* [RECORDS TO PROCESS]:
>> Start

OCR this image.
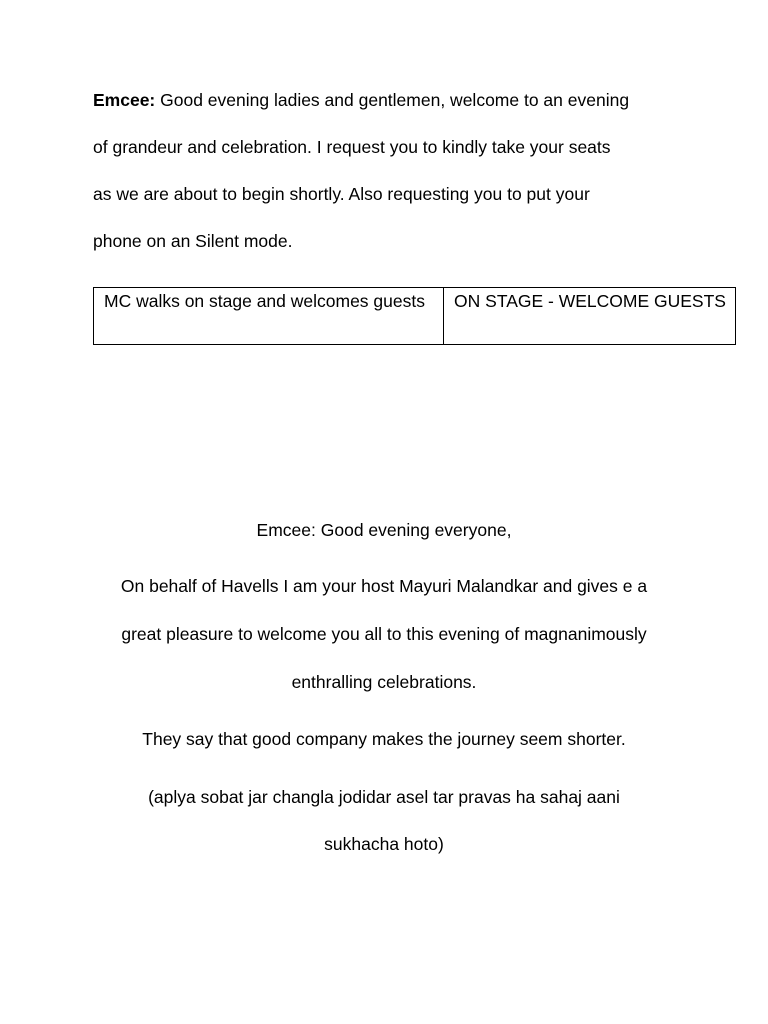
Emcee: Good evening ladies and gentlemen, welcome to an evening
of grandeur and celebration. I request you to kindly take your seats
as we are about to begin shortly. Also requesting you to put your
phone on an Silent mode.
MC walks on stage and welcomes guests	ON STAGE - WELCOME GUESTS
Emcee: Good evening everyone,
On behalf of Havells I am your host Mayuri Malandkar and gives e a
great pleasure to welcome you all to this evening of magnanimously
enthralling celebrations.
They say that good company makes the journey seem shorter.
(aplya sobat jar changla jodidar asel tar pravas ha sahaj aani
sukhacha hoto)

>> End

Reproduce all the entries that precede this task, word for word, minus any pictures.

* [SOLUTION FOR THIS TASK]:
OCR this image.
Emcee: Good evening ladies and gentlemen, welcome to an evening
of grandeur and celebration. I request you to kindly take your seats
as we are about to begin shortly. Also requesting you to put your
phone on an Silent mode.
MC walks on stage and welcomes guests	ON STAGE - WELCOME GUESTS
Emcee: Good evening everyone,
On behalf of Havells I am your host Mayuri Malandkar and gives e a
great pleasure to welcome you all to this evening of magnanimously
enthralling celebrations.
They say that good company makes the journey seem shorter.
(aplya sobat jar changla jodidar asel tar pravas ha sahaj aani
sukhacha hoto)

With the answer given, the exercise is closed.